Entries with figure data:
>> BEGIN
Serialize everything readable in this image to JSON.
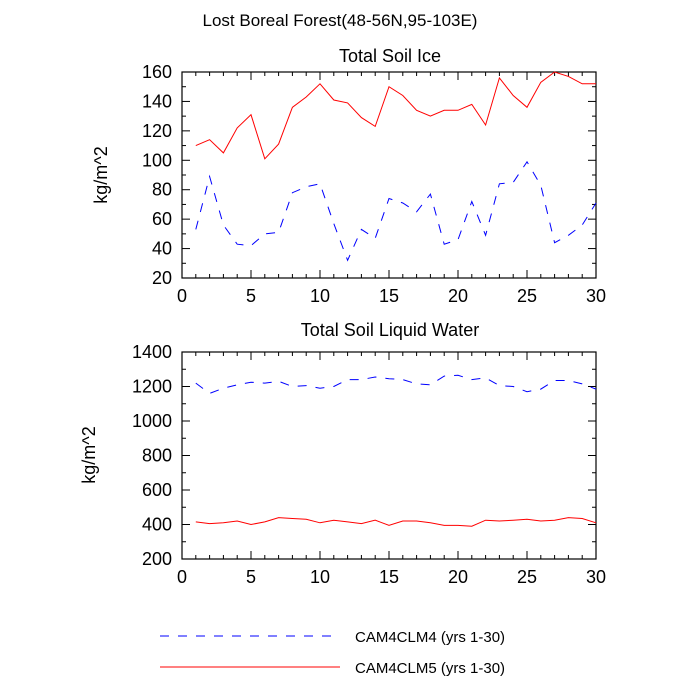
{
  "figure_title": "Lost Boreal Forest(48-56N,95-103E)",
  "chart_data": [
    {
      "type": "line",
      "title": "Total Soil Ice",
      "xlabel": "",
      "ylabel": "kg/m^2",
      "xlim": [
        0,
        30
      ],
      "ylim": [
        20,
        160
      ],
      "xticks": [
        0,
        5,
        10,
        15,
        20,
        25,
        30
      ],
      "yticks": [
        20,
        40,
        60,
        80,
        100,
        120,
        140,
        160
      ],
      "x": [
        1,
        2,
        3,
        4,
        5,
        6,
        7,
        8,
        9,
        10,
        11,
        12,
        13,
        14,
        15,
        16,
        17,
        18,
        19,
        20,
        21,
        22,
        23,
        24,
        25,
        26,
        27,
        28,
        29,
        30
      ],
      "series": [
        {
          "name": "CAM4CLM4 (yrs 1-30)",
          "color": "#0000ff",
          "dash": "dashed",
          "values": [
            53,
            89,
            56,
            43,
            42,
            50,
            51,
            78,
            82,
            84,
            57,
            32,
            53,
            47,
            74,
            71,
            65,
            77,
            43,
            46,
            72,
            49,
            84,
            85,
            99,
            83,
            44,
            49,
            56,
            71
          ]
        },
        {
          "name": "CAM4CLM5 (yrs 1-30)",
          "color": "#ff0000",
          "dash": "solid",
          "values": [
            110,
            114,
            105,
            122,
            131,
            101,
            111,
            136,
            143,
            152,
            141,
            139,
            129,
            123,
            150,
            144,
            134,
            130,
            134,
            134,
            138,
            124,
            156,
            144,
            136,
            153,
            160,
            157,
            152,
            152
          ]
        }
      ]
    },
    {
      "type": "line",
      "title": "Total Soil Liquid Water",
      "xlabel": "",
      "ylabel": "kg/m^2",
      "xlim": [
        0,
        30
      ],
      "ylim": [
        200,
        1400
      ],
      "xticks": [
        0,
        5,
        10,
        15,
        20,
        25,
        30
      ],
      "yticks": [
        200,
        400,
        600,
        800,
        1000,
        1200,
        1400
      ],
      "x": [
        1,
        2,
        3,
        4,
        5,
        6,
        7,
        8,
        9,
        10,
        11,
        12,
        13,
        14,
        15,
        16,
        17,
        18,
        19,
        20,
        21,
        22,
        23,
        24,
        25,
        26,
        27,
        28,
        29,
        30
      ],
      "series": [
        {
          "name": "CAM4CLM4 (yrs 1-30)",
          "color": "#0000ff",
          "dash": "dashed",
          "values": [
            1220,
            1160,
            1190,
            1210,
            1225,
            1220,
            1230,
            1200,
            1205,
            1190,
            1200,
            1240,
            1240,
            1255,
            1245,
            1240,
            1215,
            1210,
            1260,
            1265,
            1240,
            1250,
            1205,
            1200,
            1170,
            1185,
            1235,
            1235,
            1215,
            1185
          ]
        },
        {
          "name": "CAM4CLM5 (yrs 1-30)",
          "color": "#ff0000",
          "dash": "solid",
          "values": [
            415,
            405,
            410,
            420,
            400,
            415,
            440,
            435,
            430,
            410,
            425,
            415,
            405,
            425,
            395,
            420,
            420,
            410,
            395,
            395,
            390,
            425,
            420,
            425,
            430,
            420,
            425,
            440,
            435,
            410
          ]
        }
      ]
    }
  ],
  "legend": [
    {
      "label": "CAM4CLM4 (yrs 1-30)",
      "color": "#0000ff",
      "dash": "dashed"
    },
    {
      "label": "CAM4CLM5 (yrs 1-30)",
      "color": "#ff0000",
      "dash": "solid"
    }
  ]
}
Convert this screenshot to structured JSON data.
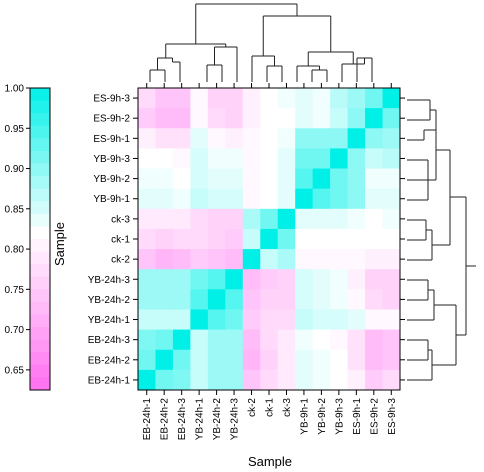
>> END
YOUR OBJECTIVE:
Leave the images out, please, and restate each line word for word.

RESPONSE TO THE TASK:
Serialize everything readable in this image to JSON.
{
  "figure_title": "Lost Boreal Forest(48-56N,95-103E)",
  "chart_data": [
    {
      "type": "line",
      "title": "Total Soil Ice",
      "xlabel": "",
      "ylabel": "kg/m^2",
      "xlim": [
        0,
        30
      ],
      "ylim": [
        20,
        160
      ],
      "xticks": [
        0,
        5,
        10,
        15,
        20,
        25,
        30
      ],
      "yticks": [
        20,
        40,
        60,
        80,
        100,
        120,
        140,
        160
      ],
      "x": [
        1,
        2,
        3,
        4,
        5,
        6,
        7,
        8,
        9,
        10,
        11,
        12,
        13,
        14,
        15,
        16,
        17,
        18,
        19,
        20,
        21,
        22,
        23,
        24,
        25,
        26,
        27,
        28,
        29,
        30
      ],
      "series": [
        {
          "name": "CAM4CLM4 (yrs 1-30)",
          "color": "#0000ff",
          "dash": "dashed",
          "values": [
            53,
            89,
            56,
            43,
            42,
            50,
            51,
            78,
            82,
            84,
            57,
            32,
            53,
            47,
            74,
            71,
            65,
            77,
            43,
            46,
            72,
            49,
            84,
            85,
            99,
            83,
            44,
            49,
            56,
            71
          ]
        },
        {
          "name": "CAM4CLM5 (yrs 1-30)",
          "color": "#ff0000",
          "dash": "solid",
          "values": [
            110,
            114,
            105,
            122,
            131,
            101,
            111,
            136,
            143,
            152,
            141,
            139,
            129,
            123,
            150,
            144,
            134,
            130,
            134,
            134,
            138,
            124,
            156,
            144,
            136,
            153,
            160,
            157,
            152,
            152
          ]
        }
      ]
    },
    {
      "type": "line",
      "title": "Total Soil Liquid Water",
      "xlabel": "",
      "ylabel": "kg/m^2",
      "xlim": [
        0,
        30
      ],
      "ylim": [
        200,
        1400
      ],
      "xticks": [
        0,
        5,
        10,
        15,
        20,
        25,
        30
      ],
      "yticks": [
        200,
        400,
        600,
        800,
        1000,
        1200,
        1400
      ],
      "x": [
        1,
        2,
        3,
        4,
        5,
        6,
        7,
        8,
        9,
        10,
        11,
        12,
        13,
        14,
        15,
        16,
        17,
        18,
        19,
        20,
        21,
        22,
        23,
        24,
        25,
        26,
        27,
        28,
        29,
        30
      ],
      "series": [
        {
          "name": "CAM4CLM4 (yrs 1-30)",
          "color": "#0000ff",
          "dash": "dashed",
          "values": [
            1220,
            1160,
            1190,
            1210,
            1225,
            1220,
            1230,
            1200,
            1205,
            1190,
            1200,
            1240,
            1240,
            1255,
            1245,
            1240,
            1215,
            1210,
            1260,
            1265,
            1240,
            1250,
            1205,
            1200,
            1170,
            1185,
            1235,
            1235,
            1215,
            1185
          ]
        },
        {
          "name": "CAM4CLM5 (yrs 1-30)",
          "color": "#ff0000",
          "dash": "solid",
          "values": [
            415,
            405,
            410,
            420,
            400,
            415,
            440,
            435,
            430,
            410,
            425,
            415,
            405,
            425,
            395,
            420,
            420,
            410,
            395,
            395,
            390,
            425,
            420,
            425,
            430,
            420,
            425,
            440,
            435,
            410
          ]
        }
      ]
    }
  ],
  "legend": [
    {
      "label": "CAM4CLM4 (yrs 1-30)",
      "color": "#0000ff",
      "dash": "dashed"
    },
    {
      "label": "CAM4CLM5 (yrs 1-30)",
      "color": "#ff0000",
      "dash": "solid"
    }
  ]
}
Convert this screenshot to structured JSON data.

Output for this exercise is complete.